● **Working data**:
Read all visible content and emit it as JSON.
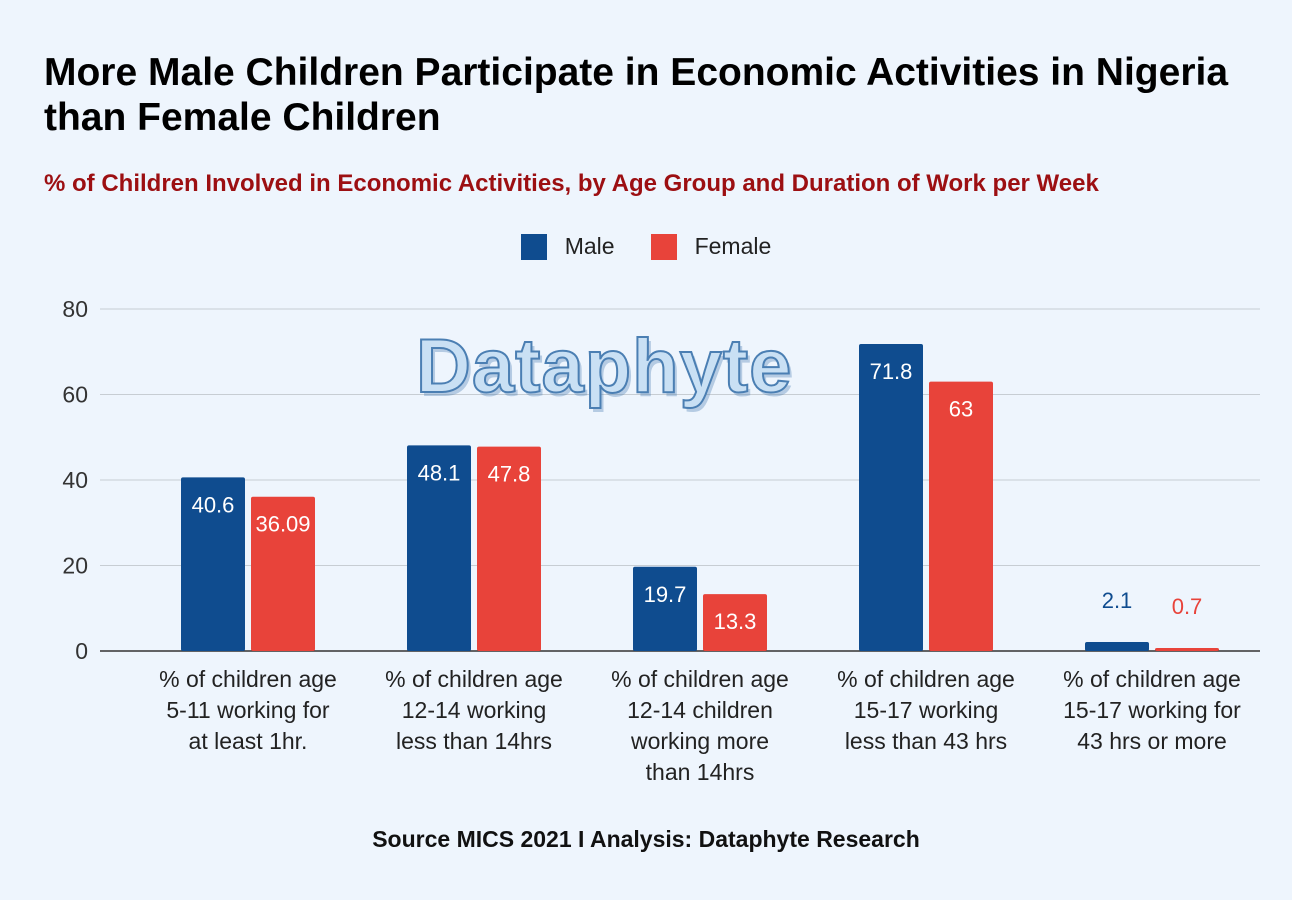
{
  "chart_data": {
    "type": "bar",
    "title": "More Male Children Participate in Economic Activities in Nigeria than Female Children",
    "subtitle": "% of Children Involved in Economic Activities, by Age Group and Duration of Work per Week",
    "categories": [
      [
        "% of children age",
        "5-11 working for",
        "at least 1hr."
      ],
      [
        "% of children age",
        "12-14 working",
        "less than 14hrs"
      ],
      [
        "% of children age",
        "12-14 children",
        "working more",
        "than 14hrs"
      ],
      [
        "% of children age",
        "15-17 working",
        "less than 43 hrs"
      ],
      [
        "% of children age",
        "15-17 working for",
        "43 hrs or more"
      ]
    ],
    "series": [
      {
        "name": "Male",
        "color": "#0f4c8f",
        "values": [
          40.6,
          48.1,
          19.7,
          71.8,
          2.1
        ],
        "labels": [
          "40.6",
          "48.1",
          "19.7",
          "71.8",
          "2.1"
        ]
      },
      {
        "name": "Female",
        "color": "#e8433a",
        "values": [
          36.09,
          47.8,
          13.3,
          63,
          0.7
        ],
        "labels": [
          "36.09",
          "47.8",
          "13.3",
          "63",
          "0.7"
        ]
      }
    ],
    "ylim": [
      0,
      80
    ],
    "yticks": [
      0,
      20,
      40,
      60,
      80
    ],
    "grid": true,
    "legend": "top-center"
  },
  "watermark": "Dataphyte",
  "source": "Source MICS 2021 I Analysis: Dataphyte Research"
}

● **To do**: Every record must be copied exactly, with the pictures left out.

● **Exercise result**:
Read all visible content and emit it as JSON.
{
  "chart_data": {
    "type": "bar",
    "title": "More Male Children Participate in Economic Activities in Nigeria than Female Children",
    "subtitle": "% of Children Involved in Economic Activities, by Age Group and Duration of Work per Week",
    "categories": [
      [
        "% of children age",
        "5-11 working for",
        "at least 1hr."
      ],
      [
        "% of children age",
        "12-14 working",
        "less than 14hrs"
      ],
      [
        "% of children age",
        "12-14 children",
        "working more",
        "than 14hrs"
      ],
      [
        "% of children age",
        "15-17 working",
        "less than 43 hrs"
      ],
      [
        "% of children age",
        "15-17 working for",
        "43 hrs or more"
      ]
    ],
    "series": [
      {
        "name": "Male",
        "color": "#0f4c8f",
        "values": [
          40.6,
          48.1,
          19.7,
          71.8,
          2.1
        ],
        "labels": [
          "40.6",
          "48.1",
          "19.7",
          "71.8",
          "2.1"
        ]
      },
      {
        "name": "Female",
        "color": "#e8433a",
        "values": [
          36.09,
          47.8,
          13.3,
          63,
          0.7
        ],
        "labels": [
          "36.09",
          "47.8",
          "13.3",
          "63",
          "0.7"
        ]
      }
    ],
    "ylim": [
      0,
      80
    ],
    "yticks": [
      0,
      20,
      40,
      60,
      80
    ],
    "grid": true,
    "legend": "top-center"
  },
  "watermark": "Dataphyte",
  "source": "Source MICS 2021 I Analysis: Dataphyte Research"
}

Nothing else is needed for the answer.